▸ **Task instructions**: List each line of the data that holds the string "Pokoj".

====================

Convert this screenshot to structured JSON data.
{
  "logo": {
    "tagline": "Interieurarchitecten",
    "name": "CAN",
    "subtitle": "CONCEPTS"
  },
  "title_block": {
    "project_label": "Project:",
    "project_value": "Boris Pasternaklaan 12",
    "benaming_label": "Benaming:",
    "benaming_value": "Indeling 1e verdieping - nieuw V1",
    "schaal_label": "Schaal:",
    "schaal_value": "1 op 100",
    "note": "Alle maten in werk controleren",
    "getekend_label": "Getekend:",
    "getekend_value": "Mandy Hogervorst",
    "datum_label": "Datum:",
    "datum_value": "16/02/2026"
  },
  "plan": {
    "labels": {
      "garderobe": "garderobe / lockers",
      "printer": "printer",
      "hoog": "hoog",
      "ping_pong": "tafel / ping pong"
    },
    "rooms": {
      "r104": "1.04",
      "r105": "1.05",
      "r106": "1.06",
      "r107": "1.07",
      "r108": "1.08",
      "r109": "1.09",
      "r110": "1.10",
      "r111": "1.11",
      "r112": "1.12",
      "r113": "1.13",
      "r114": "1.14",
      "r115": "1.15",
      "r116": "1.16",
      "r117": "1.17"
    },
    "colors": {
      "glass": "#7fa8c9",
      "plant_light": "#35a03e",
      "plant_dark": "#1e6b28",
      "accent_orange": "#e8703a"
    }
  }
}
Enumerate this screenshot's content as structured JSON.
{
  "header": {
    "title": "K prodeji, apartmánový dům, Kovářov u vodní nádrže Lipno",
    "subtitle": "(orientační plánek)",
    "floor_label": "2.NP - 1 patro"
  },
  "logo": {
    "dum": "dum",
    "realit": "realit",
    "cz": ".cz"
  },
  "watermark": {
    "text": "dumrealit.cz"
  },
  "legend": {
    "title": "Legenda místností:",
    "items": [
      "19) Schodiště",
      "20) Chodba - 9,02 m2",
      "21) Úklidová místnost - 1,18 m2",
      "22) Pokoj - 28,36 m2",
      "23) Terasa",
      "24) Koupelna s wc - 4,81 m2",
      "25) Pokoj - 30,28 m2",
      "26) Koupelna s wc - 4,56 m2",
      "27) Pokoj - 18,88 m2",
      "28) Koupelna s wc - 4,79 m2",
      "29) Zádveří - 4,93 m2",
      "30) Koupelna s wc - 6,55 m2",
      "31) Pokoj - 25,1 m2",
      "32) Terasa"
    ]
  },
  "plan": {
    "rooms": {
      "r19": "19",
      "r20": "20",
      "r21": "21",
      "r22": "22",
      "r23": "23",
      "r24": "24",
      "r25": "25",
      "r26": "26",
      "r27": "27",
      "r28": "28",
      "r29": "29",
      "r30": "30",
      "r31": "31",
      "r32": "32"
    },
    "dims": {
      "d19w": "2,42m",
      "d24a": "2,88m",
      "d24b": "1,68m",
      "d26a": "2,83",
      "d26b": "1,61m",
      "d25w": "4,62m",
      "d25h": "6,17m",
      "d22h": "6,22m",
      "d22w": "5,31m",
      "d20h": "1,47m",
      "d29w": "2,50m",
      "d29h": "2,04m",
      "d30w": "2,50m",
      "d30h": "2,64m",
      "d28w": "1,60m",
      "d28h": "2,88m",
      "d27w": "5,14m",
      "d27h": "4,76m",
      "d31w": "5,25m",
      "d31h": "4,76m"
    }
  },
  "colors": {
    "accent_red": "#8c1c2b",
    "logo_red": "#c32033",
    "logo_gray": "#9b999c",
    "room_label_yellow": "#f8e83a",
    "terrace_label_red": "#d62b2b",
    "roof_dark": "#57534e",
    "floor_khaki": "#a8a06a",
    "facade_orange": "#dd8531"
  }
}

====================

▸ **Answer to this task**:
      "22) Pokoj - 28,36 m2",
      "25) Pokoj - 30,28 m2",
      "27) Pokoj - 18,88 m2",
      "31) Pokoj - 25,1 m2",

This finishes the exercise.